## PROVIDED MATERIAL
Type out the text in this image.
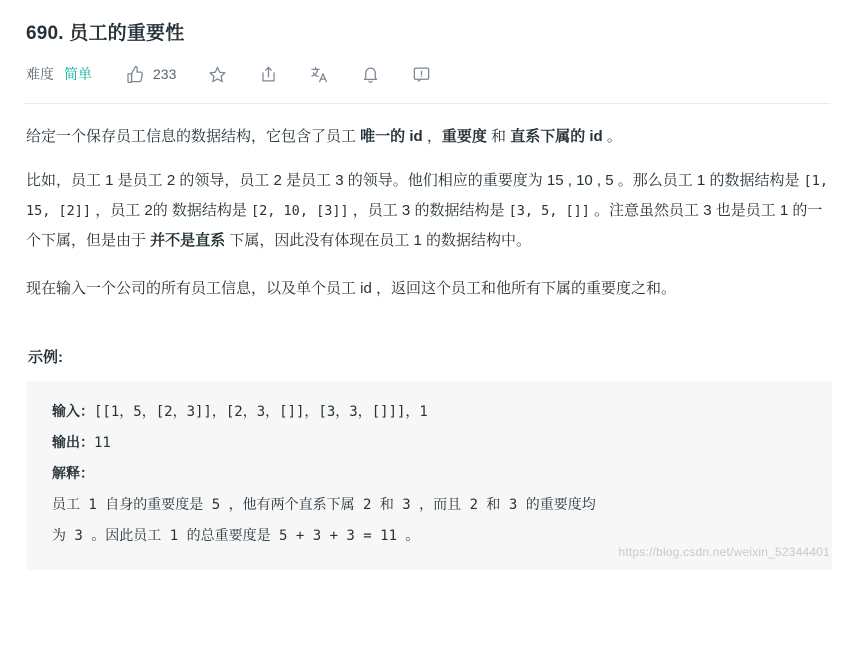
690. 员工的重要性
难度 简单	233

给定一个保存员工信息的数据结构，它包含了员工 唯一的 id ，重要度 和 直系下属的 id 。

比如，员工 1 是员工 2 的领导，员工 2 是员工 3 的领导。他们相应的重要度为 15 , 10 , 5 。那么员工 1 的数据结构是 [1, 15, [2]] ，员工 2的 数据结构是 [2, 10, [3]] ，员工 3 的数据结构是 [3, 5, []] 。注意虽然员工 3 也是员工 1 的一个下属，但是由于 并不是直系 下属，因此没有体现在员工 1 的数据结构中。

现在输入一个公司的所有员工信息，以及单个员工 id ，返回这个员工和他所有下属的重要度之和。

示例:
输入：[[1，5，[2，3]]，[2，3，[]]，[3，3，[]]]，1
输出：11
解释：
员工 1 自身的重要度是 5 ，他有两个直系下属 2 和 3 ，而且 2 和 3 的重要度均
为 3 。因此员工 1 的总重要度是 5 + 3 + 3 = 11 。
https://blog.csdn.net/weixin_52344401
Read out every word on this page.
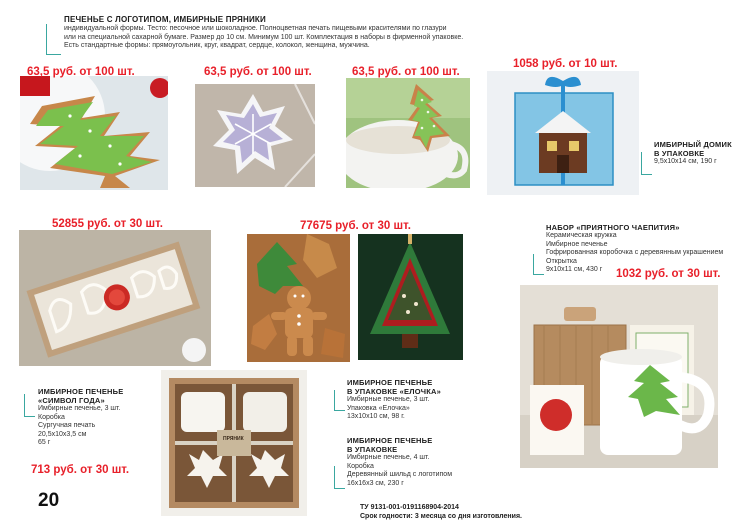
ПЕЧЕНЬЕ С ЛОГОТИПОМ, ИМБИРНЫЕ ПРЯНИКИ
индивидуальной формы. Тесто: песочное или шоколадное. Полноцветная печать пищевыми красителями по глазури
или на специальной сахарной бумаге. Размер до 10 см. Минимум 100 шт. Комплектация в наборы в фирменной упаковке.
Есть стандартные формы: прямоугольник, круг, квадрат, сердце, колокол, женщина, мужчина.
63,5 руб. от 100 шт.	63,5 руб. от 100 шт.	63,5 руб. от 100 шт.
1058 руб. от 10 шт.
ИМБИРНЫЙ ДОМИК
В УПАКОВКЕ
9,5x10x14 см, 190 г
52855 руб. от 30 шт.	77675 руб. от 30 шт.	НАБОР «ПРИЯТНОГО ЧАЕПИТИЯ»
Керамическая кружка
Имбирное печенье
Гофрированная коробочка с деревянным украшением
Открытка
9x10x11 см, 430 г	1032 руб. от 30 шт.
ИМБИРНОЕ ПЕЧЕНЬЕ
«СИМВОЛ ГОДА»
Имбирные печенье, 3 шт.
Коробка
Сургучная печать
20,5x10x3,5 см
65 г
713 руб. от 30 шт.
ПРЯНИК
ИМБИРНОЕ ПЕЧЕНЬЕ
В УПАКОВКЕ «ЕЛОЧКА»
Имбирные печенье, 3 шт.
Упаковка «Елочка»
13x10x10 см, 98 г.
ИМБИРНОЕ ПЕЧЕНЬЕ
В УПАКОВКЕ
Имбирные печенье, 4 шт.
Коробка
Деревянный шильд с логотипом
16x16x3 см, 230 г
20	ТУ 9131-001-0191168904-2014
Срок годности: 3 месяца со дня изготовления.
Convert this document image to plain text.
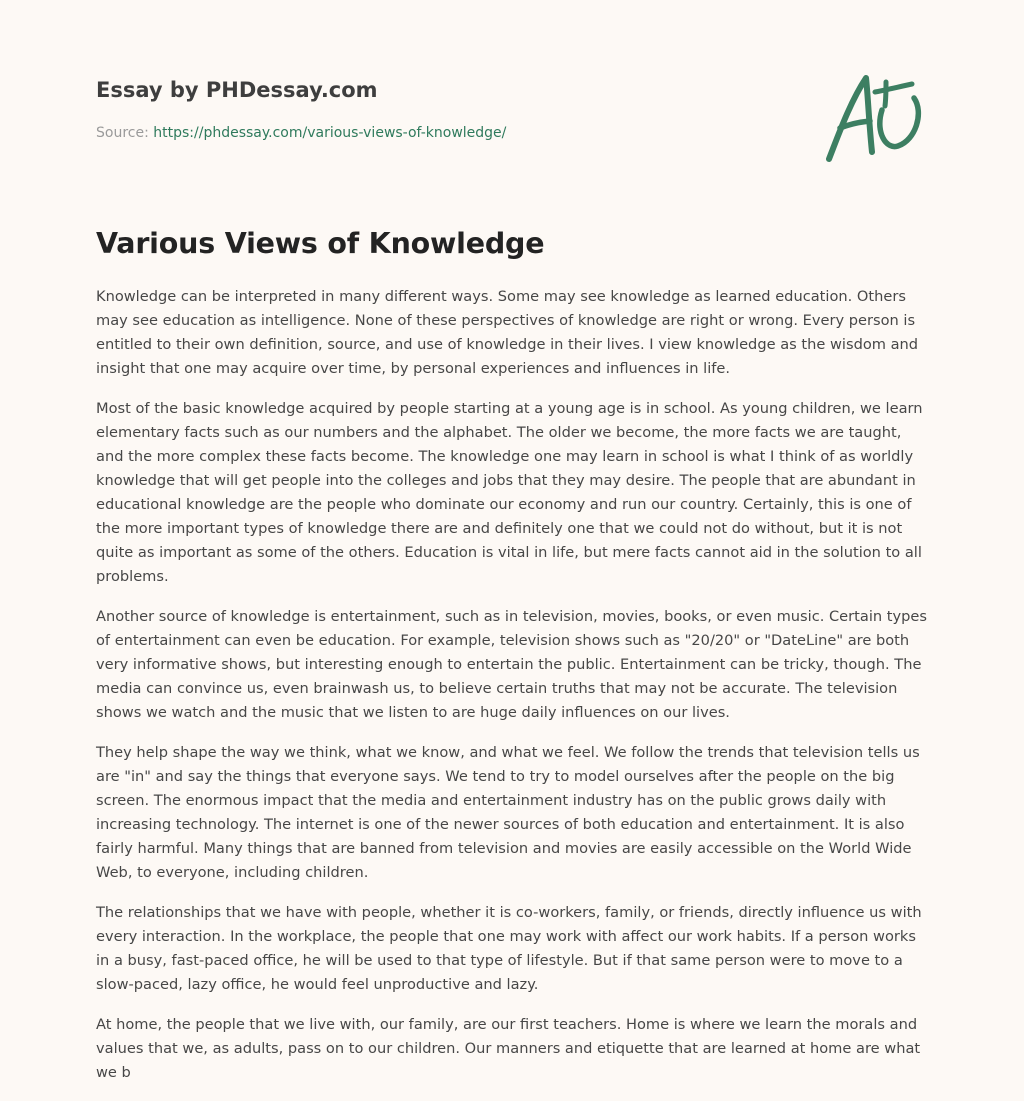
Essay by PHDessay.com
Source: https://phdessay.com/various-views-of-knowledge/
Various Views of Knowledge

Knowledge can be interpreted in many different ways. Some may see knowledge as learned education. Others may see education as intelligence. None of these perspectives of knowledge are right or wrong. Every person is entitled to their own definition, source, and use of knowledge in their lives. I view knowledge as the wisdom and insight that one may acquire over time, by personal experiences and influences in life.

Most of the basic knowledge acquired by people starting at a young age is in school. As young children, we learn elementary facts such as our numbers and the alphabet. The older we become, the more facts we are taught, and the more complex these facts become. The knowledge one may learn in school is what I think of as worldly knowledge that will get people into the colleges and jobs that they may desire. The people that are abundant in educational knowledge are the people who dominate our economy and run our country. Certainly, this is one of the more important types of knowledge there are and definitely one that we could not do without, but it is not quite as important as some of the others. Education is vital in life, but mere facts cannot aid in the solution to all problems.

Another source of knowledge is entertainment, such as in television, movies, books, or even music. Certain types of entertainment can even be education. For example, television shows such as "20/20" or "DateLine" are both very informative shows, but interesting enough to entertain the public. Entertainment can be tricky, though. The media can convince us, even brainwash us, to believe certain truths that may not be accurate. The television shows we watch and the music that we listen to are huge daily influences on our lives.

They help shape the way we think, what we know, and what we feel. We follow the trends that television tells us are "in" and say the things that everyone says. We tend to try to model ourselves after the people on the big screen. The enormous impact that the media and entertainment industry has on the public grows daily with increasing technology. The internet is one of the newer sources of both education and entertainment. It is also fairly harmful. Many things that are banned from television and movies are easily accessible on the World Wide Web, to everyone, including children.

The relationships that we have with people, whether it is co-workers, family, or friends, directly influence us with every interaction. In the workplace, the people that one may work with affect our work habits. If a person works in a busy, fast-paced office, he will be used to that type of lifestyle. But if that same person were to move to a slow-paced, lazy office, he would feel unproductive and lazy.

At home, the people that we live with, our family, are our first teachers. Home is where we learn the morals and values that we, as adults, pass on to our children. Our manners and etiquette that are learned at home are what we b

## WORK TO COMPLETE
Write out every line above exactly as it is, leaving out the pictures.

## WRITTEN RESPONSE
Type out the text in this image.
690. 员工的重要性
难度 简单	233

给定一个保存员工信息的数据结构，它包含了员工 唯一的 id ，重要度 和 直系下属的 id 。

比如，员工 1 是员工 2 的领导，员工 2 是员工 3 的领导。他们相应的重要度为 15 , 10 , 5 。那么员工 1 的数据结构是 [1, 15, [2]] ，员工 2的 数据结构是 [2, 10, [3]] ，员工 3 的数据结构是 [3, 5, []] 。注意虽然员工 3 也是员工 1 的一个下属，但是由于 并不是直系 下属，因此没有体现在员工 1 的数据结构中。

现在输入一个公司的所有员工信息，以及单个员工 id ，返回这个员工和他所有下属的重要度之和。

示例:
输入：[[1，5，[2，3]]，[2，3，[]]，[3，3，[]]]，1
输出：11
解释：
员工 1 自身的重要度是 5 ，他有两个直系下属 2 和 3 ，而且 2 和 3 的重要度均
为 3 。因此员工 1 的总重要度是 5 + 3 + 3 = 11 。
https://blog.csdn.net/weixin_52344401
Read out every word on this page.
ПЕЧЕНЬЕ С ЛОГОТИПОМ, ИМБИРНЫЕ ПРЯНИКИ
индивидуальной формы. Тесто: песочное или шоколадное. Полноцветная печать пищевыми красителями по глазури
или на специальной сахарной бумаге. Размер до 10 см. Минимум 100 шт. Комплектация в наборы в фирменной упаковке.
Есть стандартные формы: прямоугольник, круг, квадрат, сердце, колокол, женщина, мужчина.
63,5 руб. от 100 шт.	63,5 руб. от 100 шт.	63,5 руб. от 100 шт.
1058 руб. от 10 шт.
ИМБИРНЫЙ ДОМИК
В УПАКОВКЕ
9,5x10x14 см, 190 г
52855 руб. от 30 шт.	77675 руб. от 30 шт.	НАБОР «ПРИЯТНОГО ЧАЕПИТИЯ»
Керамическая кружка
Имбирное печенье
Гофрированная коробочка с деревянным украшением
Открытка
9x10x11 см, 430 г	1032 руб. от 30 шт.
ИМБИРНОЕ ПЕЧЕНЬЕ
«СИМВОЛ ГОДА»
Имбирные печенье, 3 шт.
Коробка
Сургучная печать
20,5x10x3,5 см
65 г
713 руб. от 30 шт.
ПРЯНИК
ИМБИРНОЕ ПЕЧЕНЬЕ
В УПАКОВКЕ «ЕЛОЧКА»
Имбирные печенье, 3 шт.
Упаковка «Елочка»
13x10x10 см, 98 г.
ИМБИРНОЕ ПЕЧЕНЬЕ
В УПАКОВКЕ
Имбирные печенье, 4 шт.
Коробка
Деревянный шильд с логотипом
16x16x3 см, 230 г
20	ТУ 9131-001-0191168904-2014
Срок годности: 3 месяца со дня изготовления.
Convert this document image to plain text.
Essay by PHDessay.com
Source: https://phdessay.com/various-views-of-knowledge/
Various Views of Knowledge

Knowledge can be interpreted in many different ways. Some may see knowledge as learned education. Others may see education as intelligence. None of these perspectives of knowledge are right or wrong. Every person is entitled to their own definition, source, and use of knowledge in their lives. I view knowledge as the wisdom and insight that one may acquire over time, by personal experiences and influences in life.

Most of the basic knowledge acquired by people starting at a young age is in school. As young children, we learn elementary facts such as our numbers and the alphabet. The older we become, the more facts we are taught, and the more complex these facts become. The knowledge one may learn in school is what I think of as worldly knowledge that will get people into the colleges and jobs that they may desire. The people that are abundant in educational knowledge are the people who dominate our economy and run our country. Certainly, this is one of the more important types of knowledge there are and definitely one that we could not do without, but it is not quite as important as some of the others. Education is vital in life, but mere facts cannot aid in the solution to all problems.

Another source of knowledge is entertainment, such as in television, movies, books, or even music. Certain types of entertainment can even be education. For example, television shows such as "20/20" or "DateLine" are both very informative shows, but interesting enough to entertain the public. Entertainment can be tricky, though. The media can convince us, even brainwash us, to believe certain truths that may not be accurate. The television shows we watch and the music that we listen to are huge daily influences on our lives.

They help shape the way we think, what we know, and what we feel. We follow the trends that television tells us are "in" and say the things that everyone says. We tend to try to model ourselves after the people on the big screen. The enormous impact that the media and entertainment industry has on the public grows daily with increasing technology. The internet is one of the newer sources of both education and entertainment. It is also fairly harmful. Many things that are banned from television and movies are easily accessible on the World Wide Web, to everyone, including children.

The relationships that we have with people, whether it is co-workers, family, or friends, directly influence us with every interaction. In the workplace, the people that one may work with affect our work habits. If a person works in a busy, fast-paced office, he will be used to that type of lifestyle. But if that same person were to move to a slow-paced, lazy office, he would feel unproductive and lazy.

At home, the people that we live with, our family, are our first teachers. Home is where we learn the morals and values that we, as adults, pass on to our children. Our manners and etiquette that are learned at home are what we b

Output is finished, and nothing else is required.